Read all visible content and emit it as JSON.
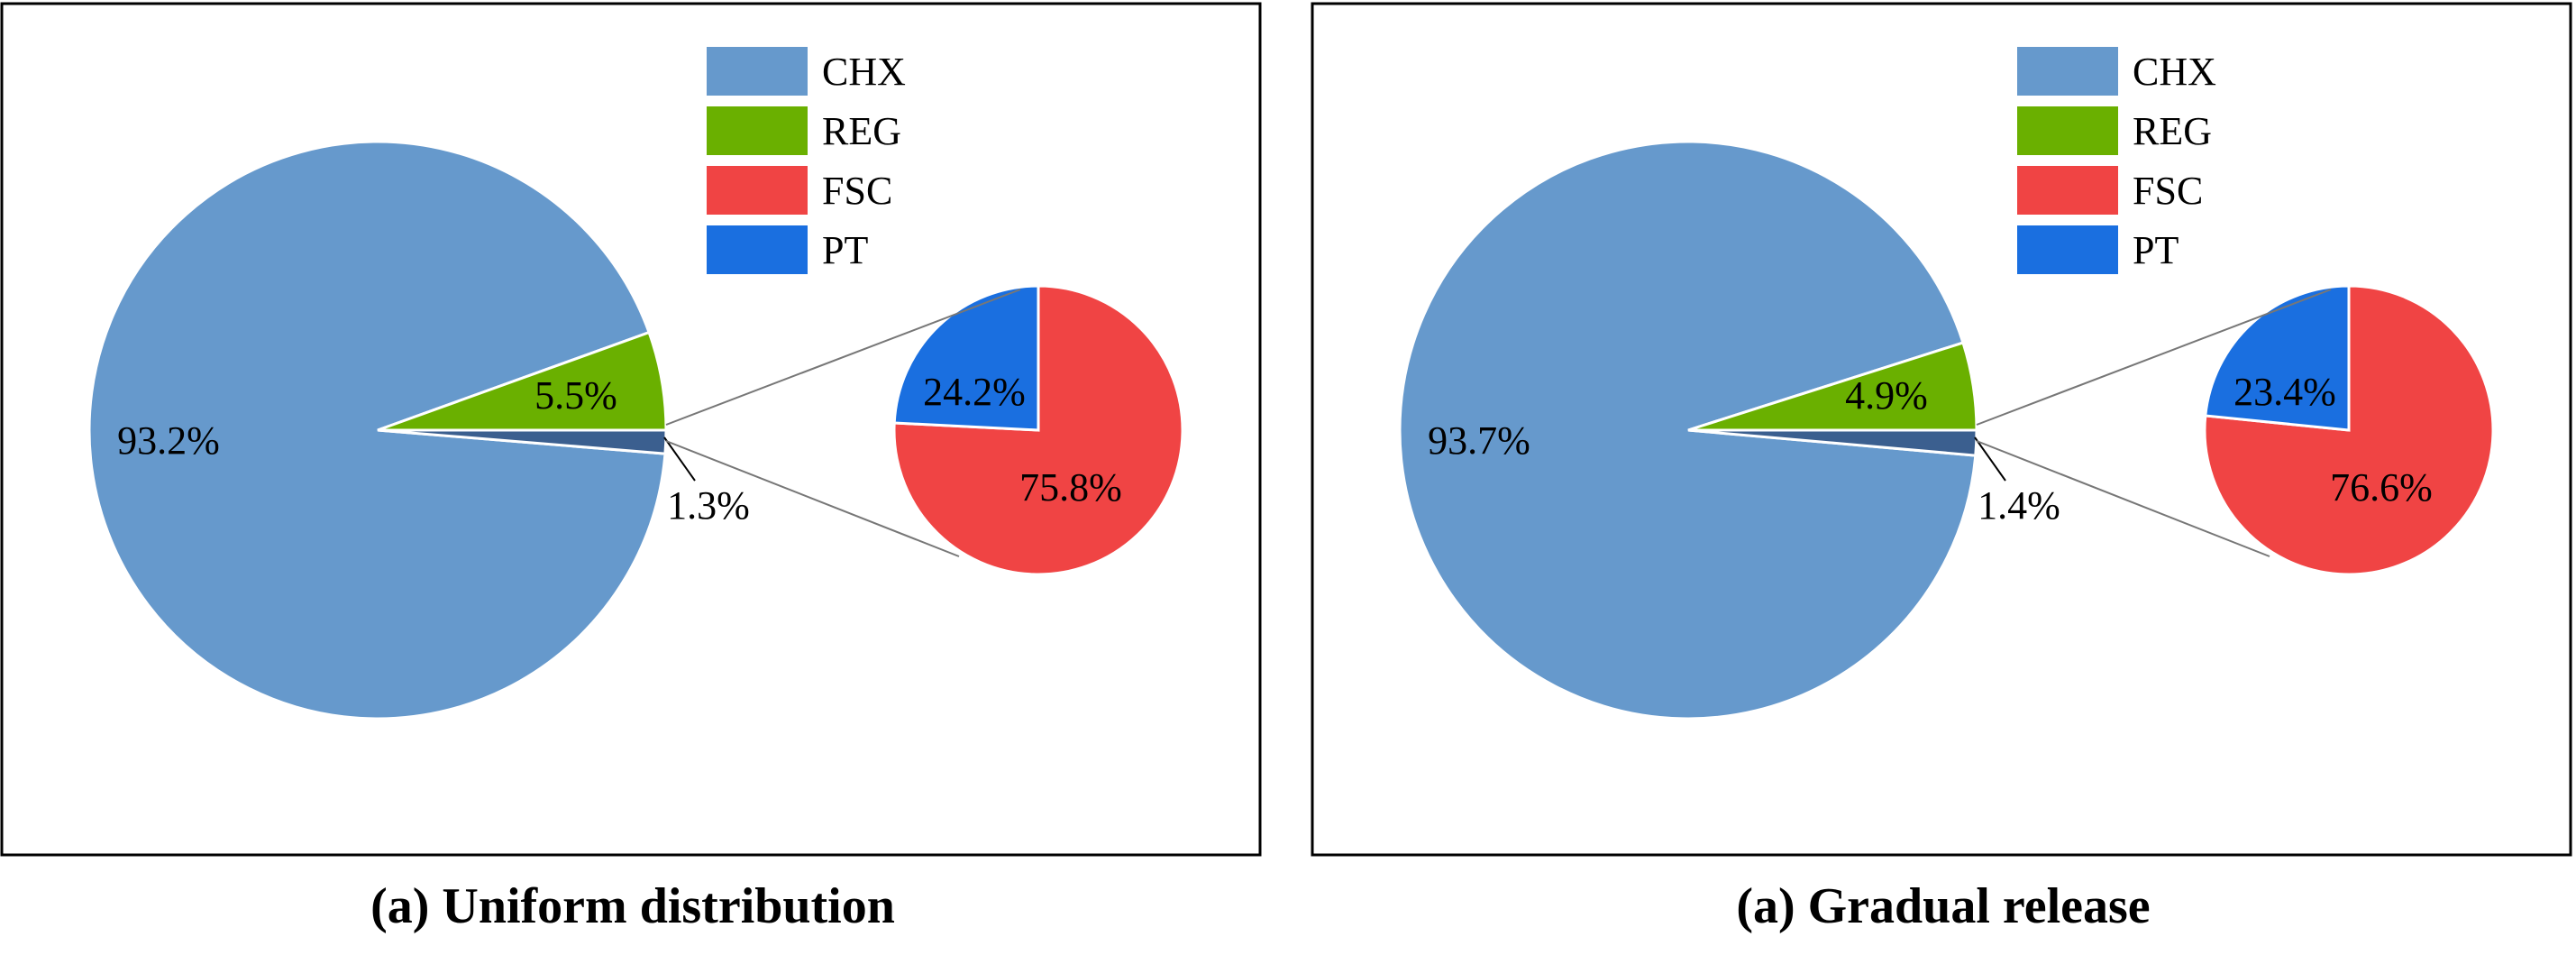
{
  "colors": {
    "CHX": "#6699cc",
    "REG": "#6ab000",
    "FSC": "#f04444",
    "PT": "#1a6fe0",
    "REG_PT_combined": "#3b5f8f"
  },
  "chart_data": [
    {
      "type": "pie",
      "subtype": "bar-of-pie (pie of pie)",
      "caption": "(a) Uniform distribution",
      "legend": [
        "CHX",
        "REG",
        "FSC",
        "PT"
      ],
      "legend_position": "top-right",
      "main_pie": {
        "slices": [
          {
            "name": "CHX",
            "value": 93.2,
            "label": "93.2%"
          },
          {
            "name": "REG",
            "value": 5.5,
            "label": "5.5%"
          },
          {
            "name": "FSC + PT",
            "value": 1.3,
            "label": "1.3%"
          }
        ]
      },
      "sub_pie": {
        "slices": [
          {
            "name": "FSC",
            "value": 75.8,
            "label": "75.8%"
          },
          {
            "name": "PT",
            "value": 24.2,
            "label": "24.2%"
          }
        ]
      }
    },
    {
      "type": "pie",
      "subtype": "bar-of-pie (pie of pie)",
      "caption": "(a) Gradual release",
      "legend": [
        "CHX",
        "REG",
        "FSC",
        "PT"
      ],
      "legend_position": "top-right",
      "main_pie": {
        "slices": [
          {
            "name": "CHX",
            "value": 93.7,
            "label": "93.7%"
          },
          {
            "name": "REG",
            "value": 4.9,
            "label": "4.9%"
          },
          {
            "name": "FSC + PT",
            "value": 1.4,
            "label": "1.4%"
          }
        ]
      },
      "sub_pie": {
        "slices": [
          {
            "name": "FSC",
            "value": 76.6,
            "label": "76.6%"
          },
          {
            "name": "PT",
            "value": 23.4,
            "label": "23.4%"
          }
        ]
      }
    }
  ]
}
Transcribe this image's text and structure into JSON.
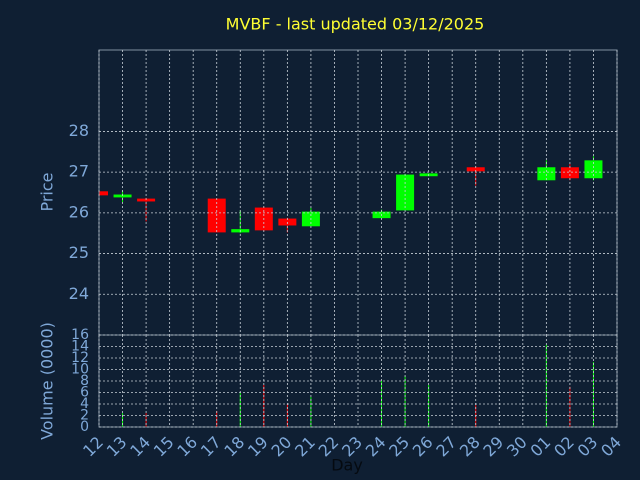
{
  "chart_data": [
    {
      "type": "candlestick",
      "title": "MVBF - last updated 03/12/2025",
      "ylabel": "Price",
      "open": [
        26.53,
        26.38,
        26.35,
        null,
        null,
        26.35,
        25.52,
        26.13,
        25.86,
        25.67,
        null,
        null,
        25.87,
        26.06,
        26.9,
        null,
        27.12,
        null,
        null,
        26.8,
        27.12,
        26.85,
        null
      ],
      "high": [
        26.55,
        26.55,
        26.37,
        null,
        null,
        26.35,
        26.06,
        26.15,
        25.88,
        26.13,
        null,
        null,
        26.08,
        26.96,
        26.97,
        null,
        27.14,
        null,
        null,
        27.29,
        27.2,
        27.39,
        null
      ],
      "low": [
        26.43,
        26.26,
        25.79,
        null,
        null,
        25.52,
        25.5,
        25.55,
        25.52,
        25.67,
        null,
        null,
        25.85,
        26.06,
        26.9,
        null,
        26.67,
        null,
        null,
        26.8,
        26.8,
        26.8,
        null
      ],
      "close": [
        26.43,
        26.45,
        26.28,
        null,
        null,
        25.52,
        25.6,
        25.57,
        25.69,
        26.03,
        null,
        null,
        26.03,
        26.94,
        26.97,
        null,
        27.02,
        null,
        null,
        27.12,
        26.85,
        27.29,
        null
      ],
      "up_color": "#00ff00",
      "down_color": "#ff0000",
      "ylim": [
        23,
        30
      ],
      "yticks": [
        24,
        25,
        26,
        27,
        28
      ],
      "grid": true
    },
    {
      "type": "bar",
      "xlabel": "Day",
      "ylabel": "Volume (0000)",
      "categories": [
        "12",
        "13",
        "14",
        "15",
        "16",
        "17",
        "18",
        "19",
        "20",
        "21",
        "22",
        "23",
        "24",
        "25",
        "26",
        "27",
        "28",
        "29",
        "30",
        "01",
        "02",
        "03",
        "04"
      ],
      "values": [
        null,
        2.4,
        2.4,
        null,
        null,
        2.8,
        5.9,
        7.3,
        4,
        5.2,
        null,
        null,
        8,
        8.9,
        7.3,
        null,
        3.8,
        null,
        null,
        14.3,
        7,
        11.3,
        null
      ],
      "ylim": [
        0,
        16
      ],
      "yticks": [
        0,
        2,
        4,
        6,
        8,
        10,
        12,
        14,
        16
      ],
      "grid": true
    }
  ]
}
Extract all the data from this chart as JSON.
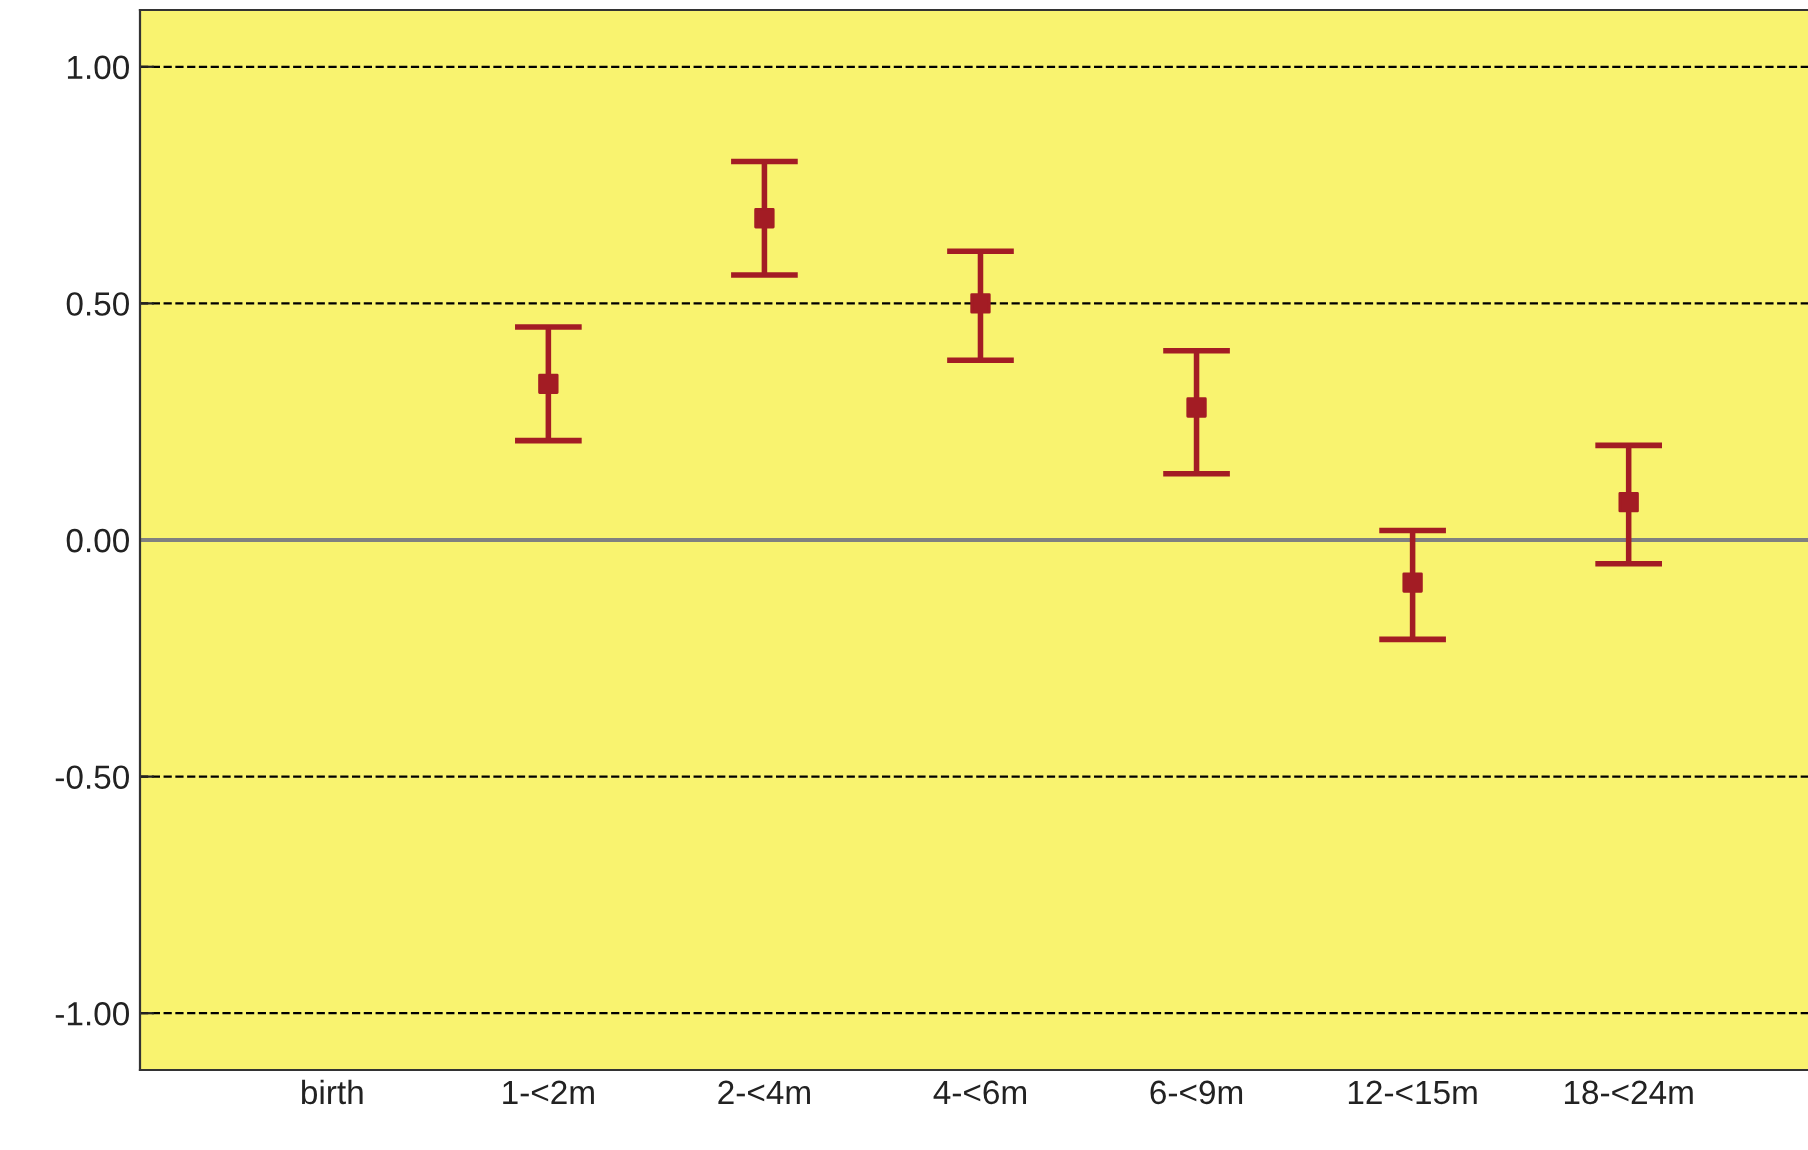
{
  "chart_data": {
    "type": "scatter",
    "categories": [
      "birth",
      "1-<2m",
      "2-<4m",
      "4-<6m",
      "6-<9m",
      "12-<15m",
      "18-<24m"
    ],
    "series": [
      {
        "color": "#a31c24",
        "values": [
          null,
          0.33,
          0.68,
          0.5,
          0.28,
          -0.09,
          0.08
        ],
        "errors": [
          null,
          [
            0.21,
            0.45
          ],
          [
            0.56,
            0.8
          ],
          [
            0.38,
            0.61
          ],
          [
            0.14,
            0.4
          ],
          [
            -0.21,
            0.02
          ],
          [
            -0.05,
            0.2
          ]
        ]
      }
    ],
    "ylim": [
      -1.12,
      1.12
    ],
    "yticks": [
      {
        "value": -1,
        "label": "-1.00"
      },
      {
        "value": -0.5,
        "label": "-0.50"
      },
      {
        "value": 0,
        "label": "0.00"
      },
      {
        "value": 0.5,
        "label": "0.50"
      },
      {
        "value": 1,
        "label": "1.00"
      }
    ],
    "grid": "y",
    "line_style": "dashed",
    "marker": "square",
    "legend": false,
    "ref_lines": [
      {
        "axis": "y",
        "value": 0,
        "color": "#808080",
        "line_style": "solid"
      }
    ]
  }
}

====================

Every line is to be duplicated exactly, though pictures stay out.

Read all visible content and emit it as JSON.
{
  "colors": {
    "CHX": "#6699cc",
    "REG": "#6ab000",
    "FSC": "#f04444",
    "PT": "#1a6fe0",
    "REG_PT_combined": "#3b5f8f"
  },
  "chart_data": [
    {
      "type": "pie",
      "subtype": "bar-of-pie (pie of pie)",
      "caption": "(a) Uniform distribution",
      "legend": [
        "CHX",
        "REG",
        "FSC",
        "PT"
      ],
      "legend_position": "top-right",
      "main_pie": {
        "slices": [
          {
            "name": "CHX",
            "value": 93.2,
            "label": "93.2%"
          },
          {
            "name": "REG",
            "value": 5.5,
            "label": "5.5%"
          },
          {
            "name": "FSC + PT",
            "value": 1.3,
            "label": "1.3%"
          }
        ]
      },
      "sub_pie": {
        "slices": [
          {
            "name": "FSC",
            "value": 75.8,
            "label": "75.8%"
          },
          {
            "name": "PT",
            "value": 24.2,
            "label": "24.2%"
          }
        ]
      }
    },
    {
      "type": "pie",
      "subtype": "bar-of-pie (pie of pie)",
      "caption": "(a) Gradual release",
      "legend": [
        "CHX",
        "REG",
        "FSC",
        "PT"
      ],
      "legend_position": "top-right",
      "main_pie": {
        "slices": [
          {
            "name": "CHX",
            "value": 93.7,
            "label": "93.7%"
          },
          {
            "name": "REG",
            "value": 4.9,
            "label": "4.9%"
          },
          {
            "name": "FSC + PT",
            "value": 1.4,
            "label": "1.4%"
          }
        ]
      },
      "sub_pie": {
        "slices": [
          {
            "name": "FSC",
            "value": 76.6,
            "label": "76.6%"
          },
          {
            "name": "PT",
            "value": 23.4,
            "label": "23.4%"
          }
        ]
      }
    }
  ]
}
Transcribe this image's text and structure into JSON.
{
  "chart_data": [
    {
      "type": "candlestick",
      "title": "MVBF - last updated 03/12/2025",
      "ylabel": "Price",
      "open": [
        26.53,
        26.38,
        26.35,
        null,
        null,
        26.35,
        25.52,
        26.13,
        25.86,
        25.67,
        null,
        null,
        25.87,
        26.06,
        26.9,
        null,
        27.12,
        null,
        null,
        26.8,
        27.12,
        26.85,
        null
      ],
      "high": [
        26.55,
        26.55,
        26.37,
        null,
        null,
        26.35,
        26.06,
        26.15,
        25.88,
        26.13,
        null,
        null,
        26.08,
        26.96,
        26.97,
        null,
        27.14,
        null,
        null,
        27.29,
        27.2,
        27.39,
        null
      ],
      "low": [
        26.43,
        26.26,
        25.79,
        null,
        null,
        25.52,
        25.5,
        25.55,
        25.52,
        25.67,
        null,
        null,
        25.85,
        26.06,
        26.9,
        null,
        26.67,
        null,
        null,
        26.8,
        26.8,
        26.8,
        null
      ],
      "close": [
        26.43,
        26.45,
        26.28,
        null,
        null,
        25.52,
        25.6,
        25.57,
        25.69,
        26.03,
        null,
        null,
        26.03,
        26.94,
        26.97,
        null,
        27.02,
        null,
        null,
        27.12,
        26.85,
        27.29,
        null
      ],
      "up_color": "#00ff00",
      "down_color": "#ff0000",
      "ylim": [
        23,
        30
      ],
      "yticks": [
        24,
        25,
        26,
        27,
        28
      ],
      "grid": true
    },
    {
      "type": "bar",
      "xlabel": "Day",
      "ylabel": "Volume (0000)",
      "categories": [
        "12",
        "13",
        "14",
        "15",
        "16",
        "17",
        "18",
        "19",
        "20",
        "21",
        "22",
        "23",
        "24",
        "25",
        "26",
        "27",
        "28",
        "29",
        "30",
        "01",
        "02",
        "03",
        "04"
      ],
      "values": [
        null,
        2.4,
        2.4,
        null,
        null,
        2.8,
        5.9,
        7.3,
        4,
        5.2,
        null,
        null,
        8,
        8.9,
        7.3,
        null,
        3.8,
        null,
        null,
        14.3,
        7,
        11.3,
        null
      ],
      "ylim": [
        0,
        16
      ],
      "yticks": [
        0,
        2,
        4,
        6,
        8,
        10,
        12,
        14,
        16
      ],
      "grid": true
    }
  ]
}
Extract all the data from this chart as JSON.
{
  "chart_data": {
    "type": "scatter",
    "categories": [
      "birth",
      "1-<2m",
      "2-<4m",
      "4-<6m",
      "6-<9m",
      "12-<15m",
      "18-<24m"
    ],
    "series": [
      {
        "color": "#a31c24",
        "values": [
          null,
          0.33,
          0.68,
          0.5,
          0.28,
          -0.09,
          0.08
        ],
        "errors": [
          null,
          [
            0.21,
            0.45
          ],
          [
            0.56,
            0.8
          ],
          [
            0.38,
            0.61
          ],
          [
            0.14,
            0.4
          ],
          [
            -0.21,
            0.02
          ],
          [
            -0.05,
            0.2
          ]
        ]
      }
    ],
    "ylim": [
      -1.12,
      1.12
    ],
    "yticks": [
      {
        "value": -1,
        "label": "-1.00"
      },
      {
        "value": -0.5,
        "label": "-0.50"
      },
      {
        "value": 0,
        "label": "0.00"
      },
      {
        "value": 0.5,
        "label": "0.50"
      },
      {
        "value": 1,
        "label": "1.00"
      }
    ],
    "grid": "y",
    "line_style": "dashed",
    "marker": "square",
    "legend": false,
    "ref_lines": [
      {
        "axis": "y",
        "value": 0,
        "color": "#808080",
        "line_style": "solid"
      }
    ]
  }
}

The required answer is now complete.